**Your objective**
Return the listing below word for word.
━━━━━━━━━━━━━━━━
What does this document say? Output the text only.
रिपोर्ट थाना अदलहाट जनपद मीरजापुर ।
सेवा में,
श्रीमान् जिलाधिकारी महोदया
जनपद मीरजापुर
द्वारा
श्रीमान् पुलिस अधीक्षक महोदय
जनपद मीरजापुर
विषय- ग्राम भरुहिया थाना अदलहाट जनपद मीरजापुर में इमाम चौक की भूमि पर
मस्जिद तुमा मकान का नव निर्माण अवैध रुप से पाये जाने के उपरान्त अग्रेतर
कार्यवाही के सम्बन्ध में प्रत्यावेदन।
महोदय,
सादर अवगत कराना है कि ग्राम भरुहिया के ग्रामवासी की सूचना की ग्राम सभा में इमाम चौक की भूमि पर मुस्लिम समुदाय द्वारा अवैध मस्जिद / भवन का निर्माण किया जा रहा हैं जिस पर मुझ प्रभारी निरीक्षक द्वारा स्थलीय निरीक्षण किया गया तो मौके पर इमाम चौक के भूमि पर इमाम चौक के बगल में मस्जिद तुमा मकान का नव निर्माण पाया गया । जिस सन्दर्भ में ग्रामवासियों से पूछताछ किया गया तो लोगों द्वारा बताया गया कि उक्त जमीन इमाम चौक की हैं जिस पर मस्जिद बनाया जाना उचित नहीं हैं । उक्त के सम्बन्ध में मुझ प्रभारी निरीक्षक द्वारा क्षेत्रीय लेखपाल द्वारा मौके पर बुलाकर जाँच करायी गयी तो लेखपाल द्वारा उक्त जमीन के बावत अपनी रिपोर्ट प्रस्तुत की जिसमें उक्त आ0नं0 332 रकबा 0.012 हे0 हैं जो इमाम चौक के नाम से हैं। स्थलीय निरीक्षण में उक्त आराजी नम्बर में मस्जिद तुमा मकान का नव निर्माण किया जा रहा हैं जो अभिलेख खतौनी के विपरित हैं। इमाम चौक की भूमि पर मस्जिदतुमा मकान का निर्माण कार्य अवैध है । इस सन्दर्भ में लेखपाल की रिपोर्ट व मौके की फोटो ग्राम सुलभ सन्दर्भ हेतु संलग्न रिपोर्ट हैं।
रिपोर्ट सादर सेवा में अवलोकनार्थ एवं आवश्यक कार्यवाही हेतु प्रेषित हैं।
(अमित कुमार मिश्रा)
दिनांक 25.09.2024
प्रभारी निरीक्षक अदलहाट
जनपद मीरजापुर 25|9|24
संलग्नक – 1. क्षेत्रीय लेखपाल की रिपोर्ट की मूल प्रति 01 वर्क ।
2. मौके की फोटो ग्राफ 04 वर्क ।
━━━━━━━━━━━━━━━━
**Output for this exercise**
What does this document say? Output the text only.
रिपोर्ट थाना अदलहाट जनपद मीरजापुर ।
सेवा में,
श्रीमान् जिलाधिकारी महोदया
जनपद मीरजापुर
द्वारा
श्रीमान् पुलिस अधीक्षक महोदय
जनपद मीरजापुर
विषय- ग्राम भरुहिया थाना अदलहाट जनपद मीरजापुर में इमाम चौक की भूमि पर
मस्जिद तुमा मकान का नव निर्माण अवैध रुप से पाये जाने के उपरान्त अग्रेतर
कार्यवाही के सम्बन्ध में प्रत्यावेदन।
महोदय,
सादर अवगत कराना है कि ग्राम भरुहिया के ग्रामवासी की सूचना की ग्राम सभा में इमाम चौक की भूमि पर मुस्लिम समुदाय द्वारा अवैध मस्जिद / भवन का निर्माण किया जा रहा हैं जिस पर मुझ प्रभारी निरीक्षक द्वारा स्थलीय निरीक्षण किया गया तो मौके पर इमाम चौक के भूमि पर इमाम चौक के बगल में मस्जिद तुमा मकान का नव निर्माण पाया गया । जिस सन्दर्भ में ग्रामवासियों से पूछताछ किया गया तो लोगों द्वारा बताया गया कि उक्त जमीन इमाम चौक की हैं जिस पर मस्जिद बनाया जाना उचित नहीं हैं । उक्त के सम्बन्ध में मुझ प्रभारी निरीक्षक द्वारा क्षेत्रीय लेखपाल द्वारा मौके पर बुलाकर जाँच करायी गयी तो लेखपाल द्वारा उक्त जमीन के बावत अपनी रिपोर्ट प्रस्तुत की जिसमें उक्त आ0नं0 332 रकबा 0.012 हे0 हैं जो इमाम चौक के नाम से हैं। स्थलीय निरीक्षण में उक्त आराजी नम्बर में मस्जिद तुमा मकान का नव निर्माण किया जा रहा हैं जो अभिलेख खतौनी के विपरित हैं। इमाम चौक की भूमि पर मस्जिदतुमा मकान का निर्माण कार्य अवैध है । इस सन्दर्भ में लेखपाल की रिपोर्ट व मौके की फोटो ग्राम सुलभ सन्दर्भ हेतु संलग्न रिपोर्ट हैं।
रिपोर्ट सादर सेवा में अवलोकनार्थ एवं आवश्यक कार्यवाही हेतु प्रेषित हैं।
(अमित कुमार मिश्रा)
दिनांक 25.09.2024
प्रभारी निरीक्षक अदलहाट
जनपद मीरजापुर 25|9|24
संलग्नक – 1. क्षेत्रीय लेखपाल की रिपोर्ट की मूल प्रति 01 वर्क ।
2. मौके की फोटो ग्राफ 04 वर्क ।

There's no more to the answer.